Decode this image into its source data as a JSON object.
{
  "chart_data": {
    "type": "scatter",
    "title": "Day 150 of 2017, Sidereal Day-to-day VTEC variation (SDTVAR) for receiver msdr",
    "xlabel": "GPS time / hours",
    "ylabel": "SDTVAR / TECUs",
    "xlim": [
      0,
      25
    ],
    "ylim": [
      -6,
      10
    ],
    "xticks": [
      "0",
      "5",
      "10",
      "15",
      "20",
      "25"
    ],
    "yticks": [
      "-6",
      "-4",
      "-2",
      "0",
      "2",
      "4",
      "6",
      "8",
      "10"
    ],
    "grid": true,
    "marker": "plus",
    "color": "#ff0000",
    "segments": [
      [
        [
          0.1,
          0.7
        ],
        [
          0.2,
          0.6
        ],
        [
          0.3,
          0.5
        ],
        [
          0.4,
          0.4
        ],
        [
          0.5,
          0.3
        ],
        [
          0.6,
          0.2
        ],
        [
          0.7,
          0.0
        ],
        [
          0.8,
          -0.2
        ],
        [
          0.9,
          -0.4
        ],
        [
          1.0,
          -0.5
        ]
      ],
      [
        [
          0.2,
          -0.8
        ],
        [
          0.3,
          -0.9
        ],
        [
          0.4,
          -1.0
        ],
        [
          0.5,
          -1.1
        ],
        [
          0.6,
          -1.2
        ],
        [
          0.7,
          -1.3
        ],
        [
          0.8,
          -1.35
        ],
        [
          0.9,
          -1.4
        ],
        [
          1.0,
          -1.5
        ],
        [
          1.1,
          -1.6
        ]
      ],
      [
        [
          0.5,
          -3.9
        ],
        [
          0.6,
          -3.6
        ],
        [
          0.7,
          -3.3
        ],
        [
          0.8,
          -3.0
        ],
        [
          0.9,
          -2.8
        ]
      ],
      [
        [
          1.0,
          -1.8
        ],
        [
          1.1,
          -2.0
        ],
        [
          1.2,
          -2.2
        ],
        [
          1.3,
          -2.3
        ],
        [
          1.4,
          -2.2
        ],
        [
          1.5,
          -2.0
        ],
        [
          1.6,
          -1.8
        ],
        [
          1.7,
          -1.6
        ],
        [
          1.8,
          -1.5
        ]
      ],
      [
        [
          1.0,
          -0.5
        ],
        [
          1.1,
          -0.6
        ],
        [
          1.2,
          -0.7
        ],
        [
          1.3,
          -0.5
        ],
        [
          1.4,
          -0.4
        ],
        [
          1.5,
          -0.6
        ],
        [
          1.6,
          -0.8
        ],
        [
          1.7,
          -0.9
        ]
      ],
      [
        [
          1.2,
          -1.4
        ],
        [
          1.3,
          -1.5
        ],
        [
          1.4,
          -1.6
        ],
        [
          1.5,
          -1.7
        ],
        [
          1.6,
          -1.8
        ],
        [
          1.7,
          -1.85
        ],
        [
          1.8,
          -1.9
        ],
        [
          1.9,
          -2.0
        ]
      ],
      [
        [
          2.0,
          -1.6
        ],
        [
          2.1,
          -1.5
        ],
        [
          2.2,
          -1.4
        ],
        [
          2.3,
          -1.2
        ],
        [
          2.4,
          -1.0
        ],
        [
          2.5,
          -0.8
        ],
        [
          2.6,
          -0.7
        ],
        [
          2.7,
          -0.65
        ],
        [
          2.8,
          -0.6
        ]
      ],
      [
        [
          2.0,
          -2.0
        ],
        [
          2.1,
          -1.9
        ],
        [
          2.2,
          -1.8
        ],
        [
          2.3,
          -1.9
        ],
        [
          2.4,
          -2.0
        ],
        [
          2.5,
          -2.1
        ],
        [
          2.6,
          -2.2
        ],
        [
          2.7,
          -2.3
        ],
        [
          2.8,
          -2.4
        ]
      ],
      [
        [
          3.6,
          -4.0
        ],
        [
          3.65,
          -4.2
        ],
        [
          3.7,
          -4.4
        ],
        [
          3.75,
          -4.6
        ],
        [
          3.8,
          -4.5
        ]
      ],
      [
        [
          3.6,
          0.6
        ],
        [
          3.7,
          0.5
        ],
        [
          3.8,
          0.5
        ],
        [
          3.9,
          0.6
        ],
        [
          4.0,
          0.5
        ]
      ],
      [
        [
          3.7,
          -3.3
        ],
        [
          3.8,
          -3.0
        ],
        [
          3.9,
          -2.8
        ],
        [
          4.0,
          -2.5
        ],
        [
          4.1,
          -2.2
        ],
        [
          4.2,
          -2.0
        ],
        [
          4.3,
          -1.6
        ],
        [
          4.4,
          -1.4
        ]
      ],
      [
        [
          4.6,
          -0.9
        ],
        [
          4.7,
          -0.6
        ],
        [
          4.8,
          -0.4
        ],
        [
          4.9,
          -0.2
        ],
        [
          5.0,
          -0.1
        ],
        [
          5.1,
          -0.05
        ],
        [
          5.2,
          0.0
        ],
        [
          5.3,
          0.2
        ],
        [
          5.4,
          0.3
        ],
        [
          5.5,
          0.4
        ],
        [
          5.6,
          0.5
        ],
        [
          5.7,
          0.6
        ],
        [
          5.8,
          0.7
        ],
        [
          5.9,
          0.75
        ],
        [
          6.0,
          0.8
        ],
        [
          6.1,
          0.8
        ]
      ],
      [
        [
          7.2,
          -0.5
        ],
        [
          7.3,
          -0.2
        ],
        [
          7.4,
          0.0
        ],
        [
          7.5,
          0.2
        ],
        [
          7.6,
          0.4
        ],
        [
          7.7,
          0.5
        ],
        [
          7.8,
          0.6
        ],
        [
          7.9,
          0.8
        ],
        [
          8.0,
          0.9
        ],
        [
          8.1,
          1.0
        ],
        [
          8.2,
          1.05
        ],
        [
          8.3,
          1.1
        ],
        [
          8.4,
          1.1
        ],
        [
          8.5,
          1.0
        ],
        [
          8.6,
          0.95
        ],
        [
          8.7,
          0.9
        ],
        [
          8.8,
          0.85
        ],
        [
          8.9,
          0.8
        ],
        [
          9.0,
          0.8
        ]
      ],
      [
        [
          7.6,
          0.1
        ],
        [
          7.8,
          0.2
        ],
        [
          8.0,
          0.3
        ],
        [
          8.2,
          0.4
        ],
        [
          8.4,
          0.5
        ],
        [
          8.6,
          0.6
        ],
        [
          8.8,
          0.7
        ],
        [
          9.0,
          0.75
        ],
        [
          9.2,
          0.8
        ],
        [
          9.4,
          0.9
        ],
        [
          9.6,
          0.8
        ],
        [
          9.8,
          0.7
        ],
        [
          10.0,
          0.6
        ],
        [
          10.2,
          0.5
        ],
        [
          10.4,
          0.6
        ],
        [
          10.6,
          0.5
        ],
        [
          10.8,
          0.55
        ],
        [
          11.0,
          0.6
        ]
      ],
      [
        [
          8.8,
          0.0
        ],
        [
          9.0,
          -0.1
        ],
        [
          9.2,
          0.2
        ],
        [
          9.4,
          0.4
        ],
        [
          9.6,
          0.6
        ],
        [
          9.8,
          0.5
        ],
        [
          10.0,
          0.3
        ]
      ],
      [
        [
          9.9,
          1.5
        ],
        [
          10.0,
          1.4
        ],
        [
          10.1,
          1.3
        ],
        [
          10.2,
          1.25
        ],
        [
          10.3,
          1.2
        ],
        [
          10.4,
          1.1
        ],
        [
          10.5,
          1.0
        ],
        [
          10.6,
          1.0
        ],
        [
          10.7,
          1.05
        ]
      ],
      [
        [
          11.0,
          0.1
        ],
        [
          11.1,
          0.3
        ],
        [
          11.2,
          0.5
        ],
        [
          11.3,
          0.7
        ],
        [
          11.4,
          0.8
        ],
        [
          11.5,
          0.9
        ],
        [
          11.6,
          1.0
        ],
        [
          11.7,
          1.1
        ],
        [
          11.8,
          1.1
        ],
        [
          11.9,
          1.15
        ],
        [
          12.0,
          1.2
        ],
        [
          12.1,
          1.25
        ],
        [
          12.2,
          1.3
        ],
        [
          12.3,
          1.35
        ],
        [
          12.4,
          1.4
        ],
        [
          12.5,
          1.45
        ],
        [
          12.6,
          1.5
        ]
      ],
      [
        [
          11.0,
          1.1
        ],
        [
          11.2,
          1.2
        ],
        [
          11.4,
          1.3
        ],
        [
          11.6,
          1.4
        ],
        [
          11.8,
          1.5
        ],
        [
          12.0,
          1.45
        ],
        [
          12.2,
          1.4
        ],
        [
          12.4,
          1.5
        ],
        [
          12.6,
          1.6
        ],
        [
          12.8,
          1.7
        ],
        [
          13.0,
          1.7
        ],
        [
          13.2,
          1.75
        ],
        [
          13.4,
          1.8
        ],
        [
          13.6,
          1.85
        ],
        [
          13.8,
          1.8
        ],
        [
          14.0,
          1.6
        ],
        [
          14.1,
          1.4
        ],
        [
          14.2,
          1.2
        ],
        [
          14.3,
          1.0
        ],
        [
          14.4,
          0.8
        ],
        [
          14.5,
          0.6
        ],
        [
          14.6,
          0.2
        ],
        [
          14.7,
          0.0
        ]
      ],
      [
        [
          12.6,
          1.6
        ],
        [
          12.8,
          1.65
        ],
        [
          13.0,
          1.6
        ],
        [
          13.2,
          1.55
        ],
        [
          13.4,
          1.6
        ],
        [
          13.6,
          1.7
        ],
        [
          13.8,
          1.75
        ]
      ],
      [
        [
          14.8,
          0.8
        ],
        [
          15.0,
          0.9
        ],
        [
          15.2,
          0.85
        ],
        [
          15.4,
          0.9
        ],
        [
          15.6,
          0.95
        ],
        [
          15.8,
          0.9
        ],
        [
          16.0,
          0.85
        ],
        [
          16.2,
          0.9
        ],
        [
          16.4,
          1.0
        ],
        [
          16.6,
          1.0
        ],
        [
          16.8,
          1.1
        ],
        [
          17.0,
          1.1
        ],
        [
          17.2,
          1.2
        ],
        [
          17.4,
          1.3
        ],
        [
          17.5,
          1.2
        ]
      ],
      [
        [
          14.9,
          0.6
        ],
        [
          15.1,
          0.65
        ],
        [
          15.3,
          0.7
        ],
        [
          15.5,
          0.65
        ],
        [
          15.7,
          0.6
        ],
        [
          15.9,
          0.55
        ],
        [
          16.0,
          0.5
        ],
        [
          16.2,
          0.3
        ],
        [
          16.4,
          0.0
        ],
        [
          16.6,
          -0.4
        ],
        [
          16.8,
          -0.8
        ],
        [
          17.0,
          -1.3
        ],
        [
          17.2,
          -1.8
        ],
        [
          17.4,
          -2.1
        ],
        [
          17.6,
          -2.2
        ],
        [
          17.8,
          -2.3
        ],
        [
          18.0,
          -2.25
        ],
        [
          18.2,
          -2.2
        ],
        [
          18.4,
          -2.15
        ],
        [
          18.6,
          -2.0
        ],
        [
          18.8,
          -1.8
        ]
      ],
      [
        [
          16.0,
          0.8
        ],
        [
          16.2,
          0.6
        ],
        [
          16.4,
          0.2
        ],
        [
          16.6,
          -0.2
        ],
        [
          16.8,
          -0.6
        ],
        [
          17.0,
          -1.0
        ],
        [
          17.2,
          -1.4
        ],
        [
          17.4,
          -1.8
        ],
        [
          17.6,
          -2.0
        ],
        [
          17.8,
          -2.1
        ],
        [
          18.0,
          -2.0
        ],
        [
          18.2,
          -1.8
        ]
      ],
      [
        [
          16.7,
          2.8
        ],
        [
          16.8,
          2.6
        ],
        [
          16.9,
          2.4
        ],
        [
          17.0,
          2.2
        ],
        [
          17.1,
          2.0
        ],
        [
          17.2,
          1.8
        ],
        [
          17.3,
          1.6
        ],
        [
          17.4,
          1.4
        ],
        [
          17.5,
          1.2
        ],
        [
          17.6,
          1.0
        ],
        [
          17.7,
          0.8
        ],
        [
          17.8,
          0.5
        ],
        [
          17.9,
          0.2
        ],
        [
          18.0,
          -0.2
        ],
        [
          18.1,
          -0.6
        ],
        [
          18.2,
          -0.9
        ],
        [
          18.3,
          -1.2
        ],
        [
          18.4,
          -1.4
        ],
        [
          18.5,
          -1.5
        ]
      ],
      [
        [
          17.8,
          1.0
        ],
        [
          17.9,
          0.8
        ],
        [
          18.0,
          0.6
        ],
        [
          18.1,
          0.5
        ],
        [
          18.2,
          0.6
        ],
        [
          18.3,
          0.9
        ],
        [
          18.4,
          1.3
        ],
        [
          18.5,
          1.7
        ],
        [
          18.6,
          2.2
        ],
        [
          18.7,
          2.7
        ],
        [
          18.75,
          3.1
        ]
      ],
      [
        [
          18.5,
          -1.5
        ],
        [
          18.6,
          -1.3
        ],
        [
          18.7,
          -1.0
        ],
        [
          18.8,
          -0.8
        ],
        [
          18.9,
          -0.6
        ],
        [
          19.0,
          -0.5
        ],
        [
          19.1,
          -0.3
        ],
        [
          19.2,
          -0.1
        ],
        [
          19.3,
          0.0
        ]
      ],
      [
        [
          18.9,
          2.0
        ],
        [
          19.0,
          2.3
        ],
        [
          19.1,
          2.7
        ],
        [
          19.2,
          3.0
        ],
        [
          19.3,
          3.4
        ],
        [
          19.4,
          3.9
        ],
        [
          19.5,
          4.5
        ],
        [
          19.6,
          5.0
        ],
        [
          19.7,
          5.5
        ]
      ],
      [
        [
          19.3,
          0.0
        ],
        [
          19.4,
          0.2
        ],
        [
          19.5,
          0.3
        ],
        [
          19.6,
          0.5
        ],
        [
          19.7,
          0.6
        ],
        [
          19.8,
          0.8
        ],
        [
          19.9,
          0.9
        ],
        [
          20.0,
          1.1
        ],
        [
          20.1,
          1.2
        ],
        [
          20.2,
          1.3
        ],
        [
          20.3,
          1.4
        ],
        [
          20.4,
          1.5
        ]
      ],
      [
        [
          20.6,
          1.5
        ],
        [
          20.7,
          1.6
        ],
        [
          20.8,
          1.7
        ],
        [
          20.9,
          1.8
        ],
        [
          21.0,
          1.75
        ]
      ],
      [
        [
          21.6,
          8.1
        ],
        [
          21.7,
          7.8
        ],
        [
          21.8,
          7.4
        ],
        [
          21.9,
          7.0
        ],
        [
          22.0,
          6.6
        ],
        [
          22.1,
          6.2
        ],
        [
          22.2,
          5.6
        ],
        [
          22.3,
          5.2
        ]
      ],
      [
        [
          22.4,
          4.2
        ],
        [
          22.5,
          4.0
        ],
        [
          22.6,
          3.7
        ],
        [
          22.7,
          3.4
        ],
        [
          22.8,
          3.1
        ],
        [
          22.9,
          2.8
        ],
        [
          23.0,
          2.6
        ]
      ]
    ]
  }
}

==========

WHAT YOU WILL DO
For the listing above, give the number of lines in which the string "SDTVAR" occurs, and nothing else.

FULL RESPONSE
2